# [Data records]

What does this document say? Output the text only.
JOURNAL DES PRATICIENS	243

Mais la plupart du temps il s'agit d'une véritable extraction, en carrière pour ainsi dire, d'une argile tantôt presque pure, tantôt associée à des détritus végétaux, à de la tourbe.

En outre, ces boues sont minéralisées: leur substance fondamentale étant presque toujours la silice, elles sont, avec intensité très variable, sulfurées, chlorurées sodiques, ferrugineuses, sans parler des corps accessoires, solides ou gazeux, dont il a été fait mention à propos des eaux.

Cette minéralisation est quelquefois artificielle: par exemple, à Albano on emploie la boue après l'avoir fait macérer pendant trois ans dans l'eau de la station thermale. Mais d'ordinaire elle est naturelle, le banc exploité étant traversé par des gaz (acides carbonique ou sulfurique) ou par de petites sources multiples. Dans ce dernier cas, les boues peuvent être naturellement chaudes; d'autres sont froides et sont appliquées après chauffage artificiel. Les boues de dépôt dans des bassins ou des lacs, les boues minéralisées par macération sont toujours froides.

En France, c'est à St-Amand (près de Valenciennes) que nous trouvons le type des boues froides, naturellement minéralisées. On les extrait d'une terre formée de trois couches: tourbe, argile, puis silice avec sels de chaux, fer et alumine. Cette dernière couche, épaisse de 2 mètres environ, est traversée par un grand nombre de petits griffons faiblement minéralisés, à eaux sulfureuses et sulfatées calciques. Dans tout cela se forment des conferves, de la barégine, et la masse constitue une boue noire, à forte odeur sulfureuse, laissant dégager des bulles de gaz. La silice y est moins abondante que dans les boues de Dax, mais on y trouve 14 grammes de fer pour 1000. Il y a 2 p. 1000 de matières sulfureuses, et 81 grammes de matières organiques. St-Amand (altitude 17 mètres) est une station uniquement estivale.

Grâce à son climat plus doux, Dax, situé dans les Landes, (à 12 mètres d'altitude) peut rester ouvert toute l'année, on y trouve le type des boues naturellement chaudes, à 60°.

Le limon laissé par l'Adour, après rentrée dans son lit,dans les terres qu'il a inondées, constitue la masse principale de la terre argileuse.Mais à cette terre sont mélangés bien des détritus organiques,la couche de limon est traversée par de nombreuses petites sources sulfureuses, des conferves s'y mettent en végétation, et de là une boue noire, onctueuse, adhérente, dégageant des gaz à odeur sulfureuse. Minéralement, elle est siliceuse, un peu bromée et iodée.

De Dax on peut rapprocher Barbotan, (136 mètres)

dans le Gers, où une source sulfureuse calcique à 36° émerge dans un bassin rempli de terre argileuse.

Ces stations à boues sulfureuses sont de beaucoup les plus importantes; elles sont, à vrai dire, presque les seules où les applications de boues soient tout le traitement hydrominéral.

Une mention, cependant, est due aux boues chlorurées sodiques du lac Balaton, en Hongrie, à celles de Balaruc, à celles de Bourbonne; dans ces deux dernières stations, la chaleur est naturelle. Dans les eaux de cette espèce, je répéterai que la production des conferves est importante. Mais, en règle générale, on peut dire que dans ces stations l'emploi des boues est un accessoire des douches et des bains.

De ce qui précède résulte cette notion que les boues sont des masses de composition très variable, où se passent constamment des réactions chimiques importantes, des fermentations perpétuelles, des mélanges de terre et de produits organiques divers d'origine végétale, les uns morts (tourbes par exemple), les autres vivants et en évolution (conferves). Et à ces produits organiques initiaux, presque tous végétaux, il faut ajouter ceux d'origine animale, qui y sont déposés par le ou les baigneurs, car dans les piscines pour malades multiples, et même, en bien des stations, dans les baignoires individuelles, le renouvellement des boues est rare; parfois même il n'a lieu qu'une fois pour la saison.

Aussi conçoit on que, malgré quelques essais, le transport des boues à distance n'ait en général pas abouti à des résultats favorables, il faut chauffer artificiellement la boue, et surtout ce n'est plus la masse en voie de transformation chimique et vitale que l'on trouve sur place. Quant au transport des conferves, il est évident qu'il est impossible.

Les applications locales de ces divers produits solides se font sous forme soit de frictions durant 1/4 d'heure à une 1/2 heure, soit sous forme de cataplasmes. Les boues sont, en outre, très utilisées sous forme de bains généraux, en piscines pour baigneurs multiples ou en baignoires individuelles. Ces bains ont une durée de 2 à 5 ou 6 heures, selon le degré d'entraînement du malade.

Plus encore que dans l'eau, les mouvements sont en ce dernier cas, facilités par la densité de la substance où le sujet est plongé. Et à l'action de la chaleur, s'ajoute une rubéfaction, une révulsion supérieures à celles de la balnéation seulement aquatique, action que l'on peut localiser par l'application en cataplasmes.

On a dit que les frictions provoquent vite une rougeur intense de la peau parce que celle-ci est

# [Description of the task]
Give back the whole listing exactly as it reads.

# [Task output]
What does this document say? Output the text only.
JOURNAL DES PRATICIENS	243

Mais la plupart du temps il s'agit d'une véritable extraction, en carrière pour ainsi dire, d'une argile tantôt presque pure, tantôt associée à des détritus végétaux, à de la tourbe.

En outre, ces boues sont minéralisées: leur substance fondamentale étant presque toujours la silice, elles sont, avec intensité très variable, sulfurées, chlorurées sodiques, ferrugineuses, sans parler des corps accessoires, solides ou gazeux, dont il a été fait mention à propos des eaux.

Cette minéralisation est quelquefois artificielle: par exemple, à Albano on emploie la boue après l'avoir fait macérer pendant trois ans dans l'eau de la station thermale. Mais d'ordinaire elle est naturelle, le banc exploité étant traversé par des gaz (acides carbonique ou sulfurique) ou par de petites sources multiples. Dans ce dernier cas, les boues peuvent être naturellement chaudes; d'autres sont froides et sont appliquées après chauffage artificiel. Les boues de dépôt dans des bassins ou des lacs, les boues minéralisées par macération sont toujours froides.

En France, c'est à St-Amand (près de Valenciennes) que nous trouvons le type des boues froides, naturellement minéralisées. On les extrait d'une terre formée de trois couches: tourbe, argile, puis silice avec sels de chaux, fer et alumine. Cette dernière couche, épaisse de 2 mètres environ, est traversée par un grand nombre de petits griffons faiblement minéralisés, à eaux sulfureuses et sulfatées calciques. Dans tout cela se forment des conferves, de la barégine, et la masse constitue une boue noire, à forte odeur sulfureuse, laissant dégager des bulles de gaz. La silice y est moins abondante que dans les boues de Dax, mais on y trouve 14 grammes de fer pour 1000. Il y a 2 p. 1000 de matières sulfureuses, et 81 grammes de matières organiques. St-Amand (altitude 17 mètres) est une station uniquement estivale.

Grâce à son climat plus doux, Dax, situé dans les Landes, (à 12 mètres d'altitude) peut rester ouvert toute l'année, on y trouve le type des boues naturellement chaudes, à 60°.

Le limon laissé par l'Adour, après rentrée dans son lit,dans les terres qu'il a inondées, constitue la masse principale de la terre argileuse.Mais à cette terre sont mélangés bien des détritus organiques,la couche de limon est traversée par de nombreuses petites sources sulfureuses, des conferves s'y mettent en végétation, et de là une boue noire, onctueuse, adhérente, dégageant des gaz à odeur sulfureuse. Minéralement, elle est siliceuse, un peu bromée et iodée.

De Dax on peut rapprocher Barbotan, (136 mètres)

dans le Gers, où une source sulfureuse calcique à 36° émerge dans un bassin rempli de terre argileuse.

Ces stations à boues sulfureuses sont de beaucoup les plus importantes; elles sont, à vrai dire, presque les seules où les applications de boues soient tout le traitement hydrominéral.

Une mention, cependant, est due aux boues chlorurées sodiques du lac Balaton, en Hongrie, à celles de Balaruc, à celles de Bourbonne; dans ces deux dernières stations, la chaleur est naturelle. Dans les eaux de cette espèce, je répéterai que la production des conferves est importante. Mais, en règle générale, on peut dire que dans ces stations l'emploi des boues est un accessoire des douches et des bains.

De ce qui précède résulte cette notion que les boues sont des masses de composition très variable, où se passent constamment des réactions chimiques importantes, des fermentations perpétuelles, des mélanges de terre et de produits organiques divers d'origine végétale, les uns morts (tourbes par exemple), les autres vivants et en évolution (conferves). Et à ces produits organiques initiaux, presque tous végétaux, il faut ajouter ceux d'origine animale, qui y sont déposés par le ou les baigneurs, car dans les piscines pour malades multiples, et même, en bien des stations, dans les baignoires individuelles, le renouvellement des boues est rare; parfois même il n'a lieu qu'une fois pour la saison.

Aussi conçoit on que, malgré quelques essais, le transport des boues à distance n'ait en général pas abouti à des résultats favorables, il faut chauffer artificiellement la boue, et surtout ce n'est plus la masse en voie de transformation chimique et vitale que l'on trouve sur place. Quant au transport des conferves, il est évident qu'il est impossible.

Les applications locales de ces divers produits solides se font sous forme soit de frictions durant 1/4 d'heure à une 1/2 heure, soit sous forme de cataplasmes. Les boues sont, en outre, très utilisées sous forme de bains généraux, en piscines pour baigneurs multiples ou en baignoires individuelles. Ces bains ont une durée de 2 à 5 ou 6 heures, selon le degré d'entraînement du malade.

Plus encore que dans l'eau, les mouvements sont en ce dernier cas, facilités par la densité de la substance où le sujet est plongé. Et à l'action de la chaleur, s'ajoute une rubéfaction, une révulsion supérieures à celles de la balnéation seulement aquatique, action que l'on peut localiser par l'application en cataplasmes.

On a dit que les frictions provoquent vite une rougeur intense de la peau parce que celle-ci est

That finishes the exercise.